**GIVEN TASK:**
Print every line of the entries below word for word, changing nothing.
[Start]
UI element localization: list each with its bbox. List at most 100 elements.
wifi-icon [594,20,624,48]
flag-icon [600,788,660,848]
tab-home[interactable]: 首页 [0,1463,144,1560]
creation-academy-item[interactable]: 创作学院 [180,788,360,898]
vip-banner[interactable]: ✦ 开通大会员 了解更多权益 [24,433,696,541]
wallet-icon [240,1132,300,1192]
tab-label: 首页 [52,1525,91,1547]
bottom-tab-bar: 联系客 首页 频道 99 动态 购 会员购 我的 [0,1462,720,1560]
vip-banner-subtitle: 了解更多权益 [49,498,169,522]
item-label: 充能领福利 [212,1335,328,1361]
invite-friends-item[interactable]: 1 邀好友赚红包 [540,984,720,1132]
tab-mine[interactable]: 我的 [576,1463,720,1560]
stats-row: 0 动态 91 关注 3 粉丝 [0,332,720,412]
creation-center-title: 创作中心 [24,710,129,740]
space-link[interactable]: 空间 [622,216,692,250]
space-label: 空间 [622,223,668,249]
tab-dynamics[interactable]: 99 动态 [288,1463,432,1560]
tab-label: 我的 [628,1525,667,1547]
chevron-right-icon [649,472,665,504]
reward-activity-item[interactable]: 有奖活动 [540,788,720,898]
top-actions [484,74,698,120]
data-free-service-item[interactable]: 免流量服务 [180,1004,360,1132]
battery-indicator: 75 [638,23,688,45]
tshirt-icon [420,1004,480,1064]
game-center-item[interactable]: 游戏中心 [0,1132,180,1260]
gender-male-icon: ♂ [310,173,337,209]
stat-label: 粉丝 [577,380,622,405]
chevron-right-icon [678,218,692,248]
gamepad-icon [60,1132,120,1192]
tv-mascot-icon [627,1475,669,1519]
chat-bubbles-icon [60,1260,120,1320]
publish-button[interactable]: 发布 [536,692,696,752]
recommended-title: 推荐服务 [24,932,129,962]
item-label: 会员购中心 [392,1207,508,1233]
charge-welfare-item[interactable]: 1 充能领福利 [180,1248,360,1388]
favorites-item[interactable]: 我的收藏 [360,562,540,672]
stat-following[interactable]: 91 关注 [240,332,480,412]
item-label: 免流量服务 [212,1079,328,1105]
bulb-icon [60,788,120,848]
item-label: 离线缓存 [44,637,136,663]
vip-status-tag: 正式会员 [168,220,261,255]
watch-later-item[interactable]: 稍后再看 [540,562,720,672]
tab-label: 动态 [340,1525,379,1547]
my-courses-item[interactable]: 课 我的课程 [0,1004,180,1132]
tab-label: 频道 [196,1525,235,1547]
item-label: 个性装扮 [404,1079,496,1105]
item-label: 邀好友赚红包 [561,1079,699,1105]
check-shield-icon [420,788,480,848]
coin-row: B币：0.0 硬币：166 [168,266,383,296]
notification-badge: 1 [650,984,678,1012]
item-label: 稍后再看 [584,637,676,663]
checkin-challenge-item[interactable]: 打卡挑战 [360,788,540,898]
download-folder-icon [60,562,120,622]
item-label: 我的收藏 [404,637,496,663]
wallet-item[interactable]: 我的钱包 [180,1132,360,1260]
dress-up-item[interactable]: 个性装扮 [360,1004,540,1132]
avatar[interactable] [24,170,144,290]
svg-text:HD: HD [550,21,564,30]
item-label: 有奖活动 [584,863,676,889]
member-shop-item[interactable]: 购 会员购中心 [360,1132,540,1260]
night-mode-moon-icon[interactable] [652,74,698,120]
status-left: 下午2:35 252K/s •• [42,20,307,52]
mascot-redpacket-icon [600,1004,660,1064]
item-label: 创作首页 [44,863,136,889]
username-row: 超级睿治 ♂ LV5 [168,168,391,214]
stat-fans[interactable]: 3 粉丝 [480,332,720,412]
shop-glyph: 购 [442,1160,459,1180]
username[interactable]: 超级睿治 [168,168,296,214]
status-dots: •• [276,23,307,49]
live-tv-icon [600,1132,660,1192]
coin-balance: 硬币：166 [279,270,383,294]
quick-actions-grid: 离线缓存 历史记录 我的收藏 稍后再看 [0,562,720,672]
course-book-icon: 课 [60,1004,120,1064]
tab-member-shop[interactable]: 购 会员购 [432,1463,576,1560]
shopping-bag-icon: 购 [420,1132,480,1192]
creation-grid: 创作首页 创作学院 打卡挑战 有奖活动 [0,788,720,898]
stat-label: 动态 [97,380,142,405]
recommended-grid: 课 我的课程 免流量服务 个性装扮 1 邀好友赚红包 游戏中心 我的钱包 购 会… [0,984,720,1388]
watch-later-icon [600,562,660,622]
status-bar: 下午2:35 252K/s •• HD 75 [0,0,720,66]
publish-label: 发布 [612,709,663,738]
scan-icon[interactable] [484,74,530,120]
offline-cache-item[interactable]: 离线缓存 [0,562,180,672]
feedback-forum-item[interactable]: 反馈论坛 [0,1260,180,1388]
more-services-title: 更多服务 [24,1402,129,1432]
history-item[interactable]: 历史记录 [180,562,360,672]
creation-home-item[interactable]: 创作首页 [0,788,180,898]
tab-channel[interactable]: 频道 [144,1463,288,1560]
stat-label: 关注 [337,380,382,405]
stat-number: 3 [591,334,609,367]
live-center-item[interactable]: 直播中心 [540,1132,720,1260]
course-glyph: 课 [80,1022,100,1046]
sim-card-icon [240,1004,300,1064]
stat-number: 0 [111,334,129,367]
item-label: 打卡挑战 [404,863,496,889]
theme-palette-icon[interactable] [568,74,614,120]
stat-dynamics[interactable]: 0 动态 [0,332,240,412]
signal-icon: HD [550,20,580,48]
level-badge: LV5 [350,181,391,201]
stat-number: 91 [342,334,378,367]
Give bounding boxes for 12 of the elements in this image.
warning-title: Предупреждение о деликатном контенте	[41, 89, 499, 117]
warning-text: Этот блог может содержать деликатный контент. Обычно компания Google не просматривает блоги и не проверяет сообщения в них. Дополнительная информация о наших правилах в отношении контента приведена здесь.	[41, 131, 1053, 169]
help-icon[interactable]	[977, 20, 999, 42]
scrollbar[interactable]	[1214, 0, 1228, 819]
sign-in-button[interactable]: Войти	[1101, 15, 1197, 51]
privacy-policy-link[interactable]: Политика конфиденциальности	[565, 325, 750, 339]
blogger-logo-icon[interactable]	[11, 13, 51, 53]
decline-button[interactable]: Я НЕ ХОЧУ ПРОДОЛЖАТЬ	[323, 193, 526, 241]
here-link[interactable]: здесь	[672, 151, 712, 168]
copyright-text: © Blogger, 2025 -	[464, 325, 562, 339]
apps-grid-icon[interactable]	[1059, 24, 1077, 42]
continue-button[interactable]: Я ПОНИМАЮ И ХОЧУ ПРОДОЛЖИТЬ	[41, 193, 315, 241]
[End]
**ANSWER FOR THE TASK:**
UI element localization: list each with its bbox. List at most 100 elements.
wifi-icon [594,20,624,48]
flag-icon [600,788,660,848]
tab-home[interactable]: 首页 [0,1463,144,1560]
creation-academy-item[interactable]: 创作学院 [180,788,360,898]
vip-banner[interactable]: ✦ 开通大会员 了解更多权益 [24,433,696,541]
wallet-icon [240,1132,300,1192]
tab-label: 首页 [52,1525,91,1547]
bottom-tab-bar: 联系客 首页 频道 99 动态 购 会员购 我的 [0,1462,720,1560]
vip-banner-subtitle: 了解更多权益 [49,498,169,522]
item-label: 充能领福利 [212,1335,328,1361]
invite-friends-item[interactable]: 1 邀好友赚红包 [540,984,720,1132]
tab-mine[interactable]: 我的 [576,1463,720,1560]
stats-row: 0 动态 91 关注 3 粉丝 [0,332,720,412]
creation-center-title: 创作中心 [24,710,129,740]
space-link[interactable]: 空间 [622,216,692,250]
space-label: 空间 [622,223,668,249]
tab-dynamics[interactable]: 99 动态 [288,1463,432,1560]
tab-label: 我的 [628,1525,667,1547]
chevron-right-icon [649,472,665,504]
reward-activity-item[interactable]: 有奖活动 [540,788,720,898]
top-actions [484,74,698,120]
data-free-service-item[interactable]: 免流量服务 [180,1004,360,1132]
battery-indicator: 75 [638,23,688,45]
tshirt-icon [420,1004,480,1064]
game-center-item[interactable]: 游戏中心 [0,1132,180,1260]
gender-male-icon: ♂ [310,173,337,209]
stat-label: 粉丝 [577,380,622,405]
chevron-right-icon [678,218,692,248]
gamepad-icon [60,1132,120,1192]
tv-mascot-icon [627,1475,669,1519]
chat-bubbles-icon [60,1260,120,1320]
publish-button[interactable]: 发布 [536,692,696,752]
recommended-title: 推荐服务 [24,932,129,962]
item-label: 会员购中心 [392,1207,508,1233]
charge-welfare-item[interactable]: 1 充能领福利 [180,1248,360,1388]
favorites-item[interactable]: 我的收藏 [360,562,540,672]
stat-following[interactable]: 91 关注 [240,332,480,412]
item-label: 免流量服务 [212,1079,328,1105]
bulb-icon [60,788,120,848]
item-label: 离线缓存 [44,637,136,663]
vip-status-tag: 正式会员 [168,220,261,255]
watch-later-item[interactable]: 稍后再看 [540,562,720,672]
tab-label: 动态 [340,1525,379,1547]
my-courses-item[interactable]: 课 我的课程 [0,1004,180,1132]
tab-label: 频道 [196,1525,235,1547]
item-label: 个性装扮 [404,1079,496,1105]
item-label: 邀好友赚红包 [561,1079,699,1105]
check-shield-icon [420,788,480,848]
coin-row: B币：0.0 硬币：166 [168,266,383,296]
notification-badge: 1 [650,984,678,1012]
item-label: 稍后再看 [584,637,676,663]
checkin-challenge-item[interactable]: 打卡挑战 [360,788,540,898]
download-folder-icon [60,562,120,622]
item-label: 我的收藏 [404,637,496,663]
wallet-item[interactable]: 我的钱包 [180,1132,360,1260]
dress-up-item[interactable]: 个性装扮 [360,1004,540,1132]
avatar[interactable] [24,170,144,290]
svg-text:HD: HD [550,21,564,30]
item-label: 有奖活动 [584,863,676,889]
member-shop-item[interactable]: 购 会员购中心 [360,1132,540,1260]
night-mode-moon-icon[interactable] [652,74,698,120]
status-left: 下午2:35 252K/s •• [42,20,307,52]
mascot-redpacket-icon [600,1004,660,1064]
item-label: 创作首页 [44,863,136,889]
username-row: 超级睿治 ♂ LV5 [168,168,391,214]
stat-fans[interactable]: 3 粉丝 [480,332,720,412]
shop-glyph: 购 [442,1160,459,1180]
username[interactable]: 超级睿治 [168,168,296,214]
status-dots: •• [276,23,307,49]
live-tv-icon [600,1132,660,1192]
coin-balance: 硬币：166 [279,270,383,294]
quick-actions-grid: 离线缓存 历史记录 我的收藏 稍后再看 [0,562,720,672]
course-book-icon: 课 [60,1004,120,1064]
tab-member-shop[interactable]: 购 会员购 [432,1463,576,1560]
shopping-bag-icon: 购 [420,1132,480,1192]
creation-grid: 创作首页 创作学院 打卡挑战 有奖活动 [0,788,720,898]
stat-label: 动态 [97,380,142,405]
recommended-grid: 课 我的课程 免流量服务 个性装扮 1 邀好友赚红包 游戏中心 我的钱包 购 会… [0,984,720,1388]
watch-later-icon [600,562,660,622]
status-bar: 下午2:35 252K/s •• HD 75 [0,0,720,66]
publish-label: 发布 [612,709,663,738]
scan-icon[interactable] [484,74,530,120]
offline-cache-item[interactable]: 离线缓存 [0,562,180,672]
feedback-forum-item[interactable]: 反馈论坛 [0,1260,180,1388]
more-services-title: 更多服务 [24,1402,129,1432]
history-item[interactable]: 历史记录 [180,562,360,672]
creation-home-item[interactable]: 创作首页 [0,788,180,898]
tab-channel[interactable]: 频道 [144,1463,288,1560]
stat-label: 关注 [337,380,382,405]
stat-number: 3 [591,334,609,367]
live-center-item[interactable]: 直播中心 [540,1132,720,1260]
course-glyph: 课 [80,1022,100,1046]
sim-card-icon [240,1004,300,1064]
stat-number: 0 [111,334,129,367]
item-label: 打卡挑战 [404,863,496,889]
theme-palette-icon[interactable] [568,74,614,120]
stat-dynamics[interactable]: 0 动态 [0,332,240,412]
signal-icon: HD [550,20,580,48]
level-badge: LV5 [350,181,391,201]
stat-number: 91 [342,334,378,367]
Give bounding boxes for 12 of the elements in this image.
warning-title: Предупреждение о деликатном контенте	[41, 89, 499, 117]
warning-text: Этот блог может содержать деликатный контент. Обычно компания Google не просматривает блоги и не проверяет сообщения в них. Дополнительная информация о наших правилах в отношении контента приведена здесь.	[41, 131, 1053, 169]
help-icon[interactable]	[977, 20, 999, 42]
scrollbar[interactable]	[1214, 0, 1228, 819]
sign-in-button[interactable]: Войти	[1101, 15, 1197, 51]
privacy-policy-link[interactable]: Политика конфиденциальности	[565, 325, 750, 339]
blogger-logo-icon[interactable]	[11, 13, 51, 53]
decline-button[interactable]: Я НЕ ХОЧУ ПРОДОЛЖАТЬ	[323, 193, 526, 241]
here-link[interactable]: здесь	[672, 151, 712, 168]
copyright-text: © Blogger, 2025 -	[464, 325, 562, 339]
apps-grid-icon[interactable]	[1059, 24, 1077, 42]
continue-button[interactable]: Я ПОНИМАЮ И ХОЧУ ПРОДОЛЖИТЬ	[41, 193, 315, 241]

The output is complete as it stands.